Required work: Beginning with the line that contains "Enumerate this chart's", reproduce the remaining lines of the material exactly, up to and including the last one, but no pictures.

Listed records:
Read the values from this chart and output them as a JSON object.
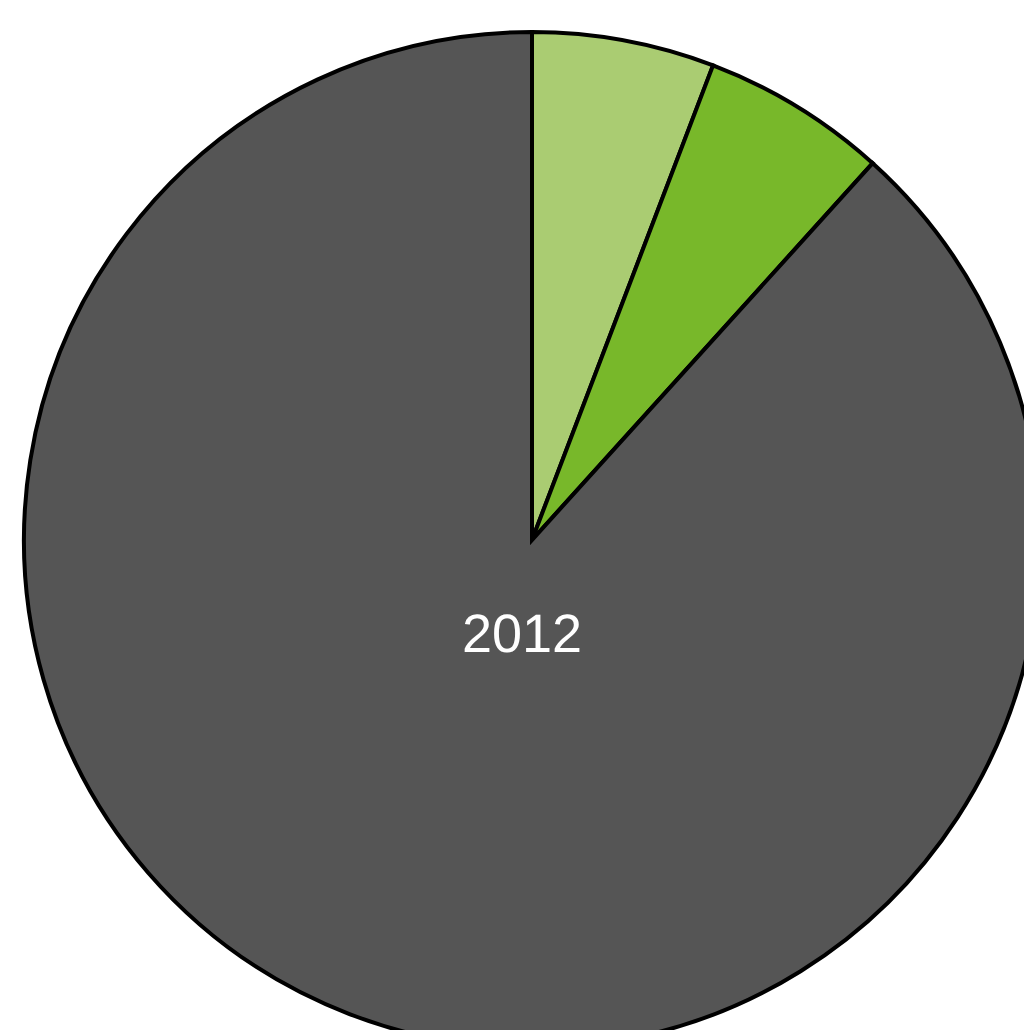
{
  "chart_data": {
    "type": "pie",
    "title": "2012",
    "categories": [
      null,
      null,
      null
    ],
    "values": [
      5.8,
      5.9,
      88.3
    ],
    "colors": [
      "#aacc72",
      "#78b82a",
      "#555555"
    ],
    "legend": false
  }
}
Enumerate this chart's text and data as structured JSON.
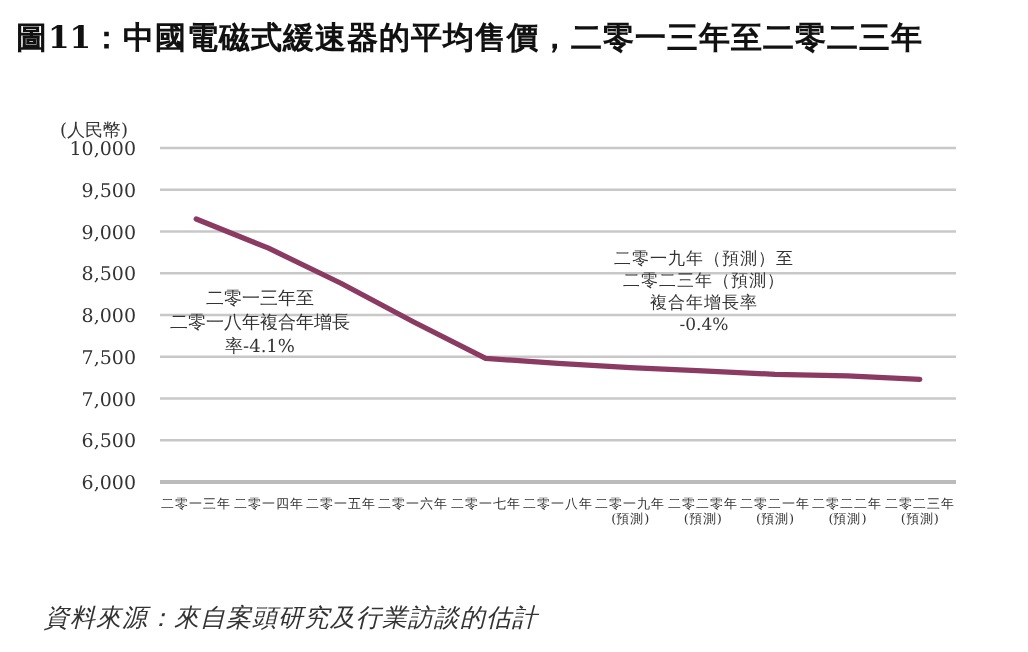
{
  "chart_data": {
    "type": "line",
    "title": "圖11：中國電磁式緩速器的平均售價，二零一三年至二零二三年",
    "ylabel": "(人民幣)",
    "categories": [
      "二零一三年",
      "二零一四年",
      "二零一五年",
      "二零一六年",
      "二零一七年",
      "二零一八年",
      "二零一九年\n(預測)",
      "二零二零年\n(預測)",
      "二零二一年\n(預測)",
      "二零二二年\n(預測)",
      "二零二三年\n(預測)"
    ],
    "series": [
      {
        "color": "#8b3a62",
        "values": [
          9150,
          8800,
          8380,
          7920,
          7480,
          7420,
          7370,
          7330,
          7290,
          7270,
          7230
        ]
      }
    ],
    "ylim": [
      6000,
      10000
    ],
    "yticks": [
      {
        "value": 6000,
        "label": "6,000"
      },
      {
        "value": 6500,
        "label": "6,500"
      },
      {
        "value": 7000,
        "label": "7,000"
      },
      {
        "value": 7500,
        "label": "7,500"
      },
      {
        "value": 8000,
        "label": "8,000"
      },
      {
        "value": 8500,
        "label": "8,500"
      },
      {
        "value": 9000,
        "label": "9,000"
      },
      {
        "value": 9500,
        "label": "9,500"
      },
      {
        "value": 10000,
        "label": "10,000"
      }
    ],
    "grid": "y",
    "marker": "none",
    "line_style": "solid",
    "annotations": [
      "二零一三年至",
      "二零一八年複合年增長",
      "率-4.1%",
      "二零一九年（預測）至",
      "二零二三年（預測）",
      "複合年增長率",
      "-0.4%",
      "資料來源：來自案頭研究及行業訪談的估計"
    ]
  }
}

Task response:
Enumerate this chart's text and data as structured JSON.
{
  "chart_data": {
    "type": "line",
    "title": "圖11：中國電磁式緩速器的平均售價，二零一三年至二零二三年",
    "ylabel": "(人民幣)",
    "categories": [
      "二零一三年",
      "二零一四年",
      "二零一五年",
      "二零一六年",
      "二零一七年",
      "二零一八年",
      "二零一九年\n(預測)",
      "二零二零年\n(預測)",
      "二零二一年\n(預測)",
      "二零二二年\n(預測)",
      "二零二三年\n(預測)"
    ],
    "series": [
      {
        "color": "#8b3a62",
        "values": [
          9150,
          8800,
          8380,
          7920,
          7480,
          7420,
          7370,
          7330,
          7290,
          7270,
          7230
        ]
      }
    ],
    "ylim": [
      6000,
      10000
    ],
    "yticks": [
      {
        "value": 6000,
        "label": "6,000"
      },
      {
        "value": 6500,
        "label": "6,500"
      },
      {
        "value": 7000,
        "label": "7,000"
      },
      {
        "value": 7500,
        "label": "7,500"
      },
      {
        "value": 8000,
        "label": "8,000"
      },
      {
        "value": 8500,
        "label": "8,500"
      },
      {
        "value": 9000,
        "label": "9,000"
      },
      {
        "value": 9500,
        "label": "9,500"
      },
      {
        "value": 10000,
        "label": "10,000"
      }
    ],
    "grid": "y",
    "marker": "none",
    "line_style": "solid",
    "annotations": [
      "二零一三年至",
      "二零一八年複合年增長",
      "率-4.1%",
      "二零一九年（預測）至",
      "二零二三年（預測）",
      "複合年增長率",
      "-0.4%",
      "資料來源：來自案頭研究及行業訪談的估計"
    ]
  }
}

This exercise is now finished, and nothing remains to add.